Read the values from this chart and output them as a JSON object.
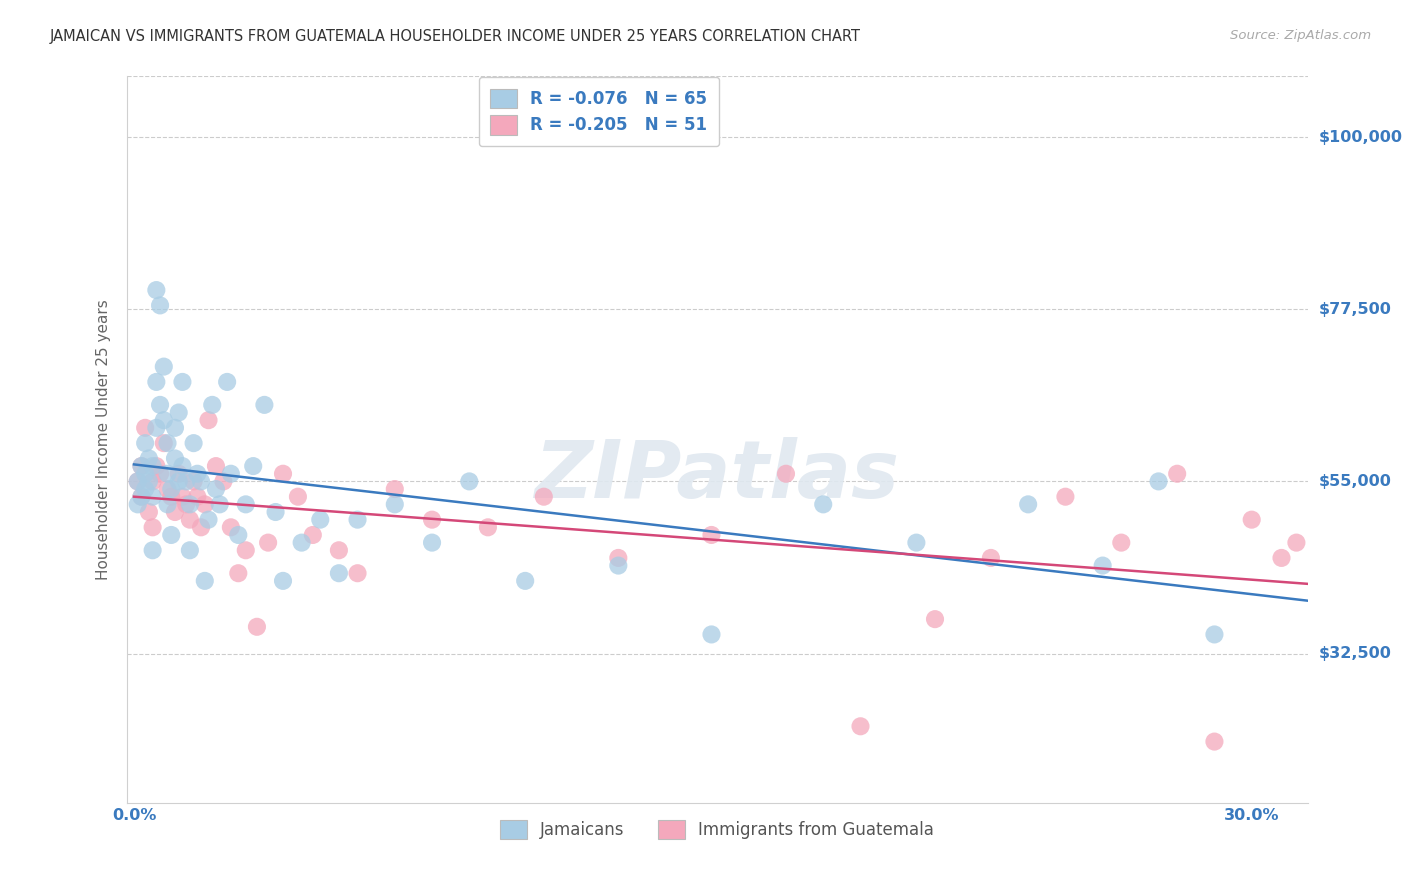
{
  "title": "JAMAICAN VS IMMIGRANTS FROM GUATEMALA HOUSEHOLDER INCOME UNDER 25 YEARS CORRELATION CHART",
  "source": "Source: ZipAtlas.com",
  "ylabel": "Householder Income Under 25 years",
  "ytick_labels": [
    "$32,500",
    "$55,000",
    "$77,500",
    "$100,000"
  ],
  "ytick_values": [
    32500,
    55000,
    77500,
    100000
  ],
  "ymin": 13000,
  "ymax": 108000,
  "xmin": -0.002,
  "xmax": 0.315,
  "legend_label_blue": "Jamaicans",
  "legend_label_pink": "Immigrants from Guatemala",
  "blue_color": "#a8cce4",
  "pink_color": "#f4a8bc",
  "blue_line_color": "#3a7abf",
  "pink_line_color": "#d44878",
  "axis_tick_color": "#3a7abf",
  "watermark": "ZIPatlas",
  "blue_R": "-0.076",
  "blue_N": "65",
  "pink_R": "-0.205",
  "pink_N": "51",
  "blue_x": [
    0.001,
    0.001,
    0.002,
    0.002,
    0.003,
    0.003,
    0.003,
    0.004,
    0.004,
    0.005,
    0.005,
    0.005,
    0.006,
    0.006,
    0.006,
    0.007,
    0.007,
    0.008,
    0.008,
    0.009,
    0.009,
    0.009,
    0.01,
    0.01,
    0.011,
    0.011,
    0.012,
    0.012,
    0.013,
    0.013,
    0.014,
    0.015,
    0.015,
    0.016,
    0.017,
    0.018,
    0.019,
    0.02,
    0.021,
    0.022,
    0.023,
    0.025,
    0.026,
    0.028,
    0.03,
    0.032,
    0.035,
    0.038,
    0.04,
    0.045,
    0.05,
    0.055,
    0.06,
    0.07,
    0.08,
    0.09,
    0.105,
    0.13,
    0.155,
    0.185,
    0.21,
    0.24,
    0.26,
    0.275,
    0.29
  ],
  "blue_y": [
    55000,
    52000,
    57000,
    53000,
    56000,
    60000,
    54000,
    55000,
    58000,
    53000,
    57000,
    46000,
    80000,
    68000,
    62000,
    78000,
    65000,
    70000,
    63000,
    56000,
    60000,
    52000,
    54000,
    48000,
    58000,
    62000,
    64000,
    55000,
    68000,
    57000,
    55000,
    52000,
    46000,
    60000,
    56000,
    55000,
    42000,
    50000,
    65000,
    54000,
    52000,
    68000,
    56000,
    48000,
    52000,
    57000,
    65000,
    51000,
    42000,
    47000,
    50000,
    43000,
    50000,
    52000,
    47000,
    55000,
    42000,
    44000,
    35000,
    52000,
    47000,
    52000,
    44000,
    55000,
    35000
  ],
  "pink_x": [
    0.001,
    0.002,
    0.002,
    0.003,
    0.004,
    0.005,
    0.005,
    0.006,
    0.007,
    0.008,
    0.009,
    0.01,
    0.011,
    0.012,
    0.013,
    0.014,
    0.015,
    0.016,
    0.017,
    0.018,
    0.019,
    0.02,
    0.022,
    0.024,
    0.026,
    0.028,
    0.03,
    0.033,
    0.036,
    0.04,
    0.044,
    0.048,
    0.055,
    0.06,
    0.07,
    0.08,
    0.095,
    0.11,
    0.13,
    0.155,
    0.175,
    0.195,
    0.215,
    0.23,
    0.25,
    0.265,
    0.28,
    0.29,
    0.3,
    0.308,
    0.312
  ],
  "pink_y": [
    55000,
    57000,
    53000,
    62000,
    51000,
    55000,
    49000,
    57000,
    56000,
    60000,
    54000,
    53000,
    51000,
    56000,
    53000,
    52000,
    50000,
    55000,
    53000,
    49000,
    52000,
    63000,
    57000,
    55000,
    49000,
    43000,
    46000,
    36000,
    47000,
    56000,
    53000,
    48000,
    46000,
    43000,
    54000,
    50000,
    49000,
    53000,
    45000,
    48000,
    56000,
    23000,
    37000,
    45000,
    53000,
    47000,
    56000,
    21000,
    50000,
    45000,
    47000
  ]
}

- - - -

- **Direction**
From the listing above, print every entry precisely and drop the pictures.

- **Complete answer**
Read the values from this chart and output them as a JSON object.
{
  "title": "JAMAICAN VS IMMIGRANTS FROM GUATEMALA HOUSEHOLDER INCOME UNDER 25 YEARS CORRELATION CHART",
  "source": "Source: ZipAtlas.com",
  "ylabel": "Householder Income Under 25 years",
  "ytick_labels": [
    "$32,500",
    "$55,000",
    "$77,500",
    "$100,000"
  ],
  "ytick_values": [
    32500,
    55000,
    77500,
    100000
  ],
  "ymin": 13000,
  "ymax": 108000,
  "xmin": -0.002,
  "xmax": 0.315,
  "legend_label_blue": "Jamaicans",
  "legend_label_pink": "Immigrants from Guatemala",
  "blue_color": "#a8cce4",
  "pink_color": "#f4a8bc",
  "blue_line_color": "#3a7abf",
  "pink_line_color": "#d44878",
  "axis_tick_color": "#3a7abf",
  "watermark": "ZIPatlas",
  "blue_R": "-0.076",
  "blue_N": "65",
  "pink_R": "-0.205",
  "pink_N": "51",
  "blue_x": [
    0.001,
    0.001,
    0.002,
    0.002,
    0.003,
    0.003,
    0.003,
    0.004,
    0.004,
    0.005,
    0.005,
    0.005,
    0.006,
    0.006,
    0.006,
    0.007,
    0.007,
    0.008,
    0.008,
    0.009,
    0.009,
    0.009,
    0.01,
    0.01,
    0.011,
    0.011,
    0.012,
    0.012,
    0.013,
    0.013,
    0.014,
    0.015,
    0.015,
    0.016,
    0.017,
    0.018,
    0.019,
    0.02,
    0.021,
    0.022,
    0.023,
    0.025,
    0.026,
    0.028,
    0.03,
    0.032,
    0.035,
    0.038,
    0.04,
    0.045,
    0.05,
    0.055,
    0.06,
    0.07,
    0.08,
    0.09,
    0.105,
    0.13,
    0.155,
    0.185,
    0.21,
    0.24,
    0.26,
    0.275,
    0.29
  ],
  "blue_y": [
    55000,
    52000,
    57000,
    53000,
    56000,
    60000,
    54000,
    55000,
    58000,
    53000,
    57000,
    46000,
    80000,
    68000,
    62000,
    78000,
    65000,
    70000,
    63000,
    56000,
    60000,
    52000,
    54000,
    48000,
    58000,
    62000,
    64000,
    55000,
    68000,
    57000,
    55000,
    52000,
    46000,
    60000,
    56000,
    55000,
    42000,
    50000,
    65000,
    54000,
    52000,
    68000,
    56000,
    48000,
    52000,
    57000,
    65000,
    51000,
    42000,
    47000,
    50000,
    43000,
    50000,
    52000,
    47000,
    55000,
    42000,
    44000,
    35000,
    52000,
    47000,
    52000,
    44000,
    55000,
    35000
  ],
  "pink_x": [
    0.001,
    0.002,
    0.002,
    0.003,
    0.004,
    0.005,
    0.005,
    0.006,
    0.007,
    0.008,
    0.009,
    0.01,
    0.011,
    0.012,
    0.013,
    0.014,
    0.015,
    0.016,
    0.017,
    0.018,
    0.019,
    0.02,
    0.022,
    0.024,
    0.026,
    0.028,
    0.03,
    0.033,
    0.036,
    0.04,
    0.044,
    0.048,
    0.055,
    0.06,
    0.07,
    0.08,
    0.095,
    0.11,
    0.13,
    0.155,
    0.175,
    0.195,
    0.215,
    0.23,
    0.25,
    0.265,
    0.28,
    0.29,
    0.3,
    0.308,
    0.312
  ],
  "pink_y": [
    55000,
    57000,
    53000,
    62000,
    51000,
    55000,
    49000,
    57000,
    56000,
    60000,
    54000,
    53000,
    51000,
    56000,
    53000,
    52000,
    50000,
    55000,
    53000,
    49000,
    52000,
    63000,
    57000,
    55000,
    49000,
    43000,
    46000,
    36000,
    47000,
    56000,
    53000,
    48000,
    46000,
    43000,
    54000,
    50000,
    49000,
    53000,
    45000,
    48000,
    56000,
    23000,
    37000,
    45000,
    53000,
    47000,
    56000,
    21000,
    50000,
    45000,
    47000
  ]
}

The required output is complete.